- _WHAT THE EXERCISE ASKS_:
Which lines contain the word "β₁x²"? Return each of them as written.

________________________________________

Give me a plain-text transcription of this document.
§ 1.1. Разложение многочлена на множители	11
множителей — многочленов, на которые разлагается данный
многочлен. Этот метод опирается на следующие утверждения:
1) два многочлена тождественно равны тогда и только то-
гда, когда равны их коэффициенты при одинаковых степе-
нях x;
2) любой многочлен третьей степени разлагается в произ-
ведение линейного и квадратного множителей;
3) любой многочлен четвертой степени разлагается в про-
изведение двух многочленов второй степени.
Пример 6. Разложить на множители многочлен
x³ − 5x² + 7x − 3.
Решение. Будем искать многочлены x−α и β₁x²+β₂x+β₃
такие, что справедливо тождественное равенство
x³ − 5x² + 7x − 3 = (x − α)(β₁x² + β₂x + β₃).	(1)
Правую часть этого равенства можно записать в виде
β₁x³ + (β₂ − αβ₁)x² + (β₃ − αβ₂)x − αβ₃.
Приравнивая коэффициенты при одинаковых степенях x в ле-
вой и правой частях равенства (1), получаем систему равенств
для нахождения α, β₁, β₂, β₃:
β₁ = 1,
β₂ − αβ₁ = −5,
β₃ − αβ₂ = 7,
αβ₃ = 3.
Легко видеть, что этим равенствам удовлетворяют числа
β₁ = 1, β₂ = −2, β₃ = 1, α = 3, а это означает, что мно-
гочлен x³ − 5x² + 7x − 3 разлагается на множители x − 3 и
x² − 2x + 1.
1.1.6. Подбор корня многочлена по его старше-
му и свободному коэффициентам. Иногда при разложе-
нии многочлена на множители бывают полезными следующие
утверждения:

________________________________________

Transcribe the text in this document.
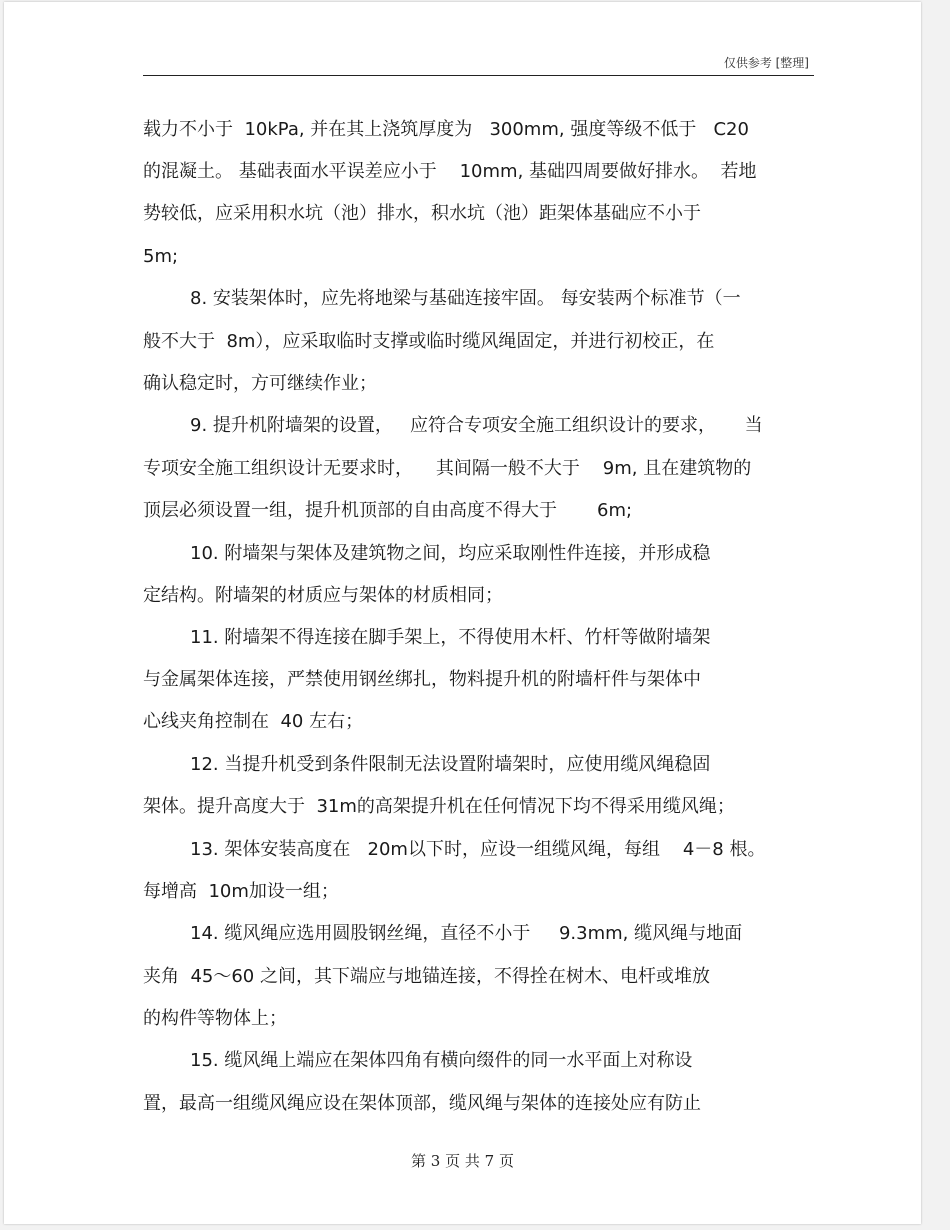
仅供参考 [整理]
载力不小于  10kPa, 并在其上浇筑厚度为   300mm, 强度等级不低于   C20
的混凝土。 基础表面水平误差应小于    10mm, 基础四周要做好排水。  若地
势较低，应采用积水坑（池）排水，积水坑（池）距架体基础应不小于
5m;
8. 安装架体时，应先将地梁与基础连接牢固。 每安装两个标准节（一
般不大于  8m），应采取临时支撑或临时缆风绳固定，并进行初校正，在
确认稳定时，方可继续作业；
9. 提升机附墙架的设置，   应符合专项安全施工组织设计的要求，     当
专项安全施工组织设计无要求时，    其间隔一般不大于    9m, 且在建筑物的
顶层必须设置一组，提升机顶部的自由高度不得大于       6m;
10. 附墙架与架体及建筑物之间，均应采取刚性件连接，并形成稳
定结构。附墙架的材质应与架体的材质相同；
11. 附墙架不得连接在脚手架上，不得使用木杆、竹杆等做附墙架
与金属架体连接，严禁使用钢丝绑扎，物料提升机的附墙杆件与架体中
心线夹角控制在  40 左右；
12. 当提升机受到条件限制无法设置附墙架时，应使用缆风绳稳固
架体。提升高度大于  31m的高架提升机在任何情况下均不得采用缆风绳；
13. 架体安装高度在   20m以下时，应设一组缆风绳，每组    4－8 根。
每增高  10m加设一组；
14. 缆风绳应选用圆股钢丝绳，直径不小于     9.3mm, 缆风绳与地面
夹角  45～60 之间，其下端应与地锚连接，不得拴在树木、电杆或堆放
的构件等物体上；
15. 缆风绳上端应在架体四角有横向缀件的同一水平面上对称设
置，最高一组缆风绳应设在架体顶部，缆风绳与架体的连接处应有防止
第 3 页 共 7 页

________________________________________

- _COMPLETE OUTPUT_:
Решение. Будем искать многочлены x−α и β₁x²+β₂x+β₃
x³ − 5x² + 7x − 3 = (x − α)(β₁x² + β₂x + β₃).	(1)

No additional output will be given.